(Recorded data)
○ ○ ○

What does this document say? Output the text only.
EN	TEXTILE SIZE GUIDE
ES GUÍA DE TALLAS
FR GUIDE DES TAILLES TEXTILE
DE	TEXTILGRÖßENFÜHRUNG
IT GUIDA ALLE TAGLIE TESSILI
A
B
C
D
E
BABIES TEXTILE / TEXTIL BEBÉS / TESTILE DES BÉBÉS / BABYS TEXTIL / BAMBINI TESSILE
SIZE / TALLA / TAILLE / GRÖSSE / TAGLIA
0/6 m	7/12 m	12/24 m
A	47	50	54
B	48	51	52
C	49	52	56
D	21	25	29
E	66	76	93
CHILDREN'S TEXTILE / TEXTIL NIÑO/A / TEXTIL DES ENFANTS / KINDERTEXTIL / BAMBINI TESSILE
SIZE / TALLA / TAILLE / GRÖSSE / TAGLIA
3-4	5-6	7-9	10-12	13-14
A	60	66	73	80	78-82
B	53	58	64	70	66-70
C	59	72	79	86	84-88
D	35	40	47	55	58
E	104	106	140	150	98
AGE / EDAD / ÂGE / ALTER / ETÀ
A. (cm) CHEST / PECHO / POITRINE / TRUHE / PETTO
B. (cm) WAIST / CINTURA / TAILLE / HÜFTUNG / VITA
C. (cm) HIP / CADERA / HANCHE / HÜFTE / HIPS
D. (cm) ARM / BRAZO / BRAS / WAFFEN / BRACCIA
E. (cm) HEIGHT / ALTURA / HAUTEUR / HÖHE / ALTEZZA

○ ○ ○

* Exercise task:
Output the full listing without altering anything.

* Written response:
What does this document say? Output the text only.
EN	TEXTILE SIZE GUIDE
ES GUÍA DE TALLAS
FR GUIDE DES TAILLES TEXTILE
DE	TEXTILGRÖßENFÜHRUNG
IT GUIDA ALLE TAGLIE TESSILI
A
B
C
D
E
BABIES TEXTILE / TEXTIL BEBÉS / TESTILE DES BÉBÉS / BABYS TEXTIL / BAMBINI TESSILE
SIZE / TALLA / TAILLE / GRÖSSE / TAGLIA
0/6 m	7/12 m	12/24 m
A	47	50	54
B	48	51	52
C	49	52	56
D	21	25	29
E	66	76	93
CHILDREN'S TEXTILE / TEXTIL NIÑO/A / TEXTIL DES ENFANTS / KINDERTEXTIL / BAMBINI TESSILE
SIZE / TALLA / TAILLE / GRÖSSE / TAGLIA
3-4	5-6	7-9	10-12	13-14
A	60	66	73	80	78-82
B	53	58	64	70	66-70
C	59	72	79	86	84-88
D	35	40	47	55	58
E	104	106	140	150	98
AGE / EDAD / ÂGE / ALTER / ETÀ
A. (cm) CHEST / PECHO / POITRINE / TRUHE / PETTO
B. (cm) WAIST / CINTURA / TAILLE / HÜFTUNG / VITA
C. (cm) HIP / CADERA / HANCHE / HÜFTE / HIPS
D. (cm) ARM / BRAZO / BRAS / WAFFEN / BRACCIA
E. (cm) HEIGHT / ALTURA / HAUTEUR / HÖHE / ALTEZZA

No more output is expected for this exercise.